Stated exercise:
Would you transcribe the listing that follows, character for character, and omit its images?

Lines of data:
-=-=-=-=-

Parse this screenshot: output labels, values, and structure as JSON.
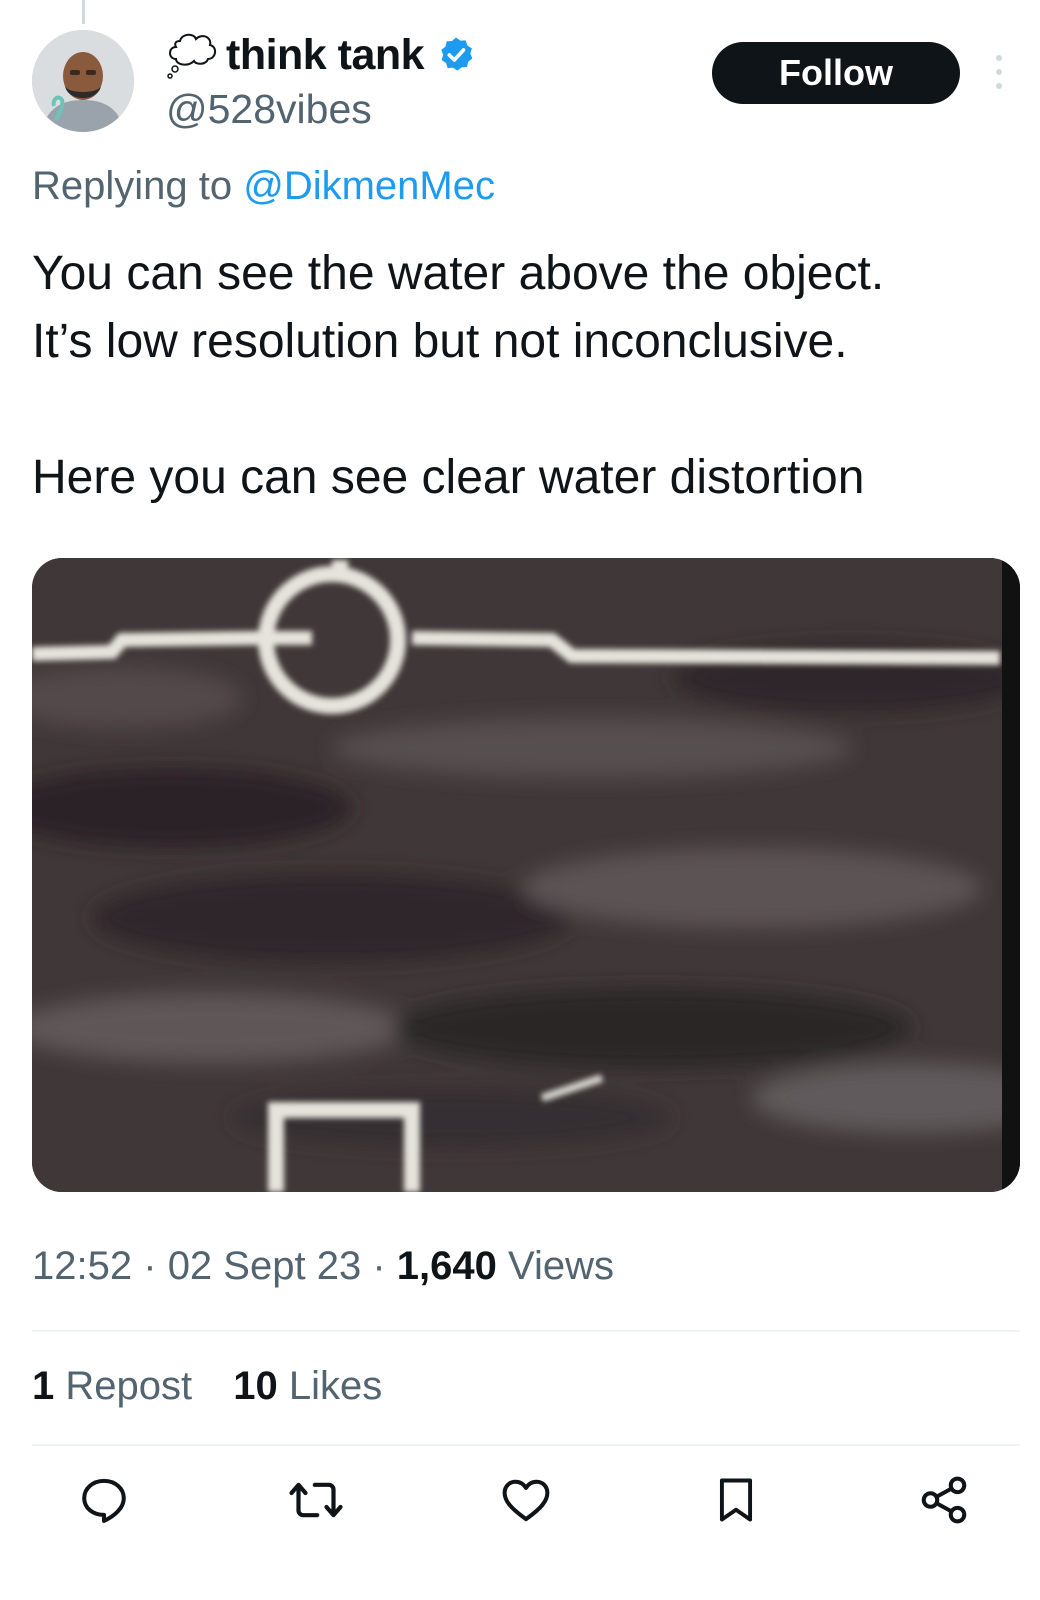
{
  "author": {
    "display_name": "think tank",
    "handle": "@528vibes",
    "verified": true
  },
  "follow_label": "Follow",
  "reply": {
    "prefix": "Replying to ",
    "to_handle": "@DikmenMec"
  },
  "tweet": {
    "paragraph1_line1": "You can see the water above the object.",
    "paragraph1_line2": "It’s low resolution but not inconclusive.",
    "paragraph2": "Here you can see clear water distortion"
  },
  "meta": {
    "time": "12:52",
    "date": "02 Sept 23",
    "views_count": "1,640",
    "views_label": "Views",
    "separator": "·"
  },
  "stats": {
    "reposts_count": "1",
    "reposts_label": "Repost",
    "likes_count": "10",
    "likes_label": "Likes"
  },
  "colors": {
    "accent": "#1d9bf0",
    "text_primary": "#0f1419",
    "text_secondary": "#536471",
    "button_bg": "#0f1419"
  },
  "icons": [
    "thought-bubble-icon",
    "verified-badge-icon",
    "more-icon",
    "reply-icon",
    "repost-icon",
    "like-icon",
    "bookmark-icon",
    "share-icon"
  ]
}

-=-=-=-=-

Solution to the exercise:
Parse this screenshot: output labels, values, and structure as JSON.
{
  "author": {
    "display_name": "think tank",
    "handle": "@528vibes",
    "verified": true
  },
  "follow_label": "Follow",
  "reply": {
    "prefix": "Replying to ",
    "to_handle": "@DikmenMec"
  },
  "tweet": {
    "paragraph1_line1": "You can see the water above the object.",
    "paragraph1_line2": "It’s low resolution but not inconclusive.",
    "paragraph2": "Here you can see clear water distortion"
  },
  "meta": {
    "time": "12:52",
    "date": "02 Sept 23",
    "views_count": "1,640",
    "views_label": "Views",
    "separator": "·"
  },
  "stats": {
    "reposts_count": "1",
    "reposts_label": "Repost",
    "likes_count": "10",
    "likes_label": "Likes"
  },
  "colors": {
    "accent": "#1d9bf0",
    "text_primary": "#0f1419",
    "text_secondary": "#536471",
    "button_bg": "#0f1419"
  },
  "icons": [
    "thought-bubble-icon",
    "verified-badge-icon",
    "more-icon",
    "reply-icon",
    "repost-icon",
    "like-icon",
    "bookmark-icon",
    "share-icon"
  ]
}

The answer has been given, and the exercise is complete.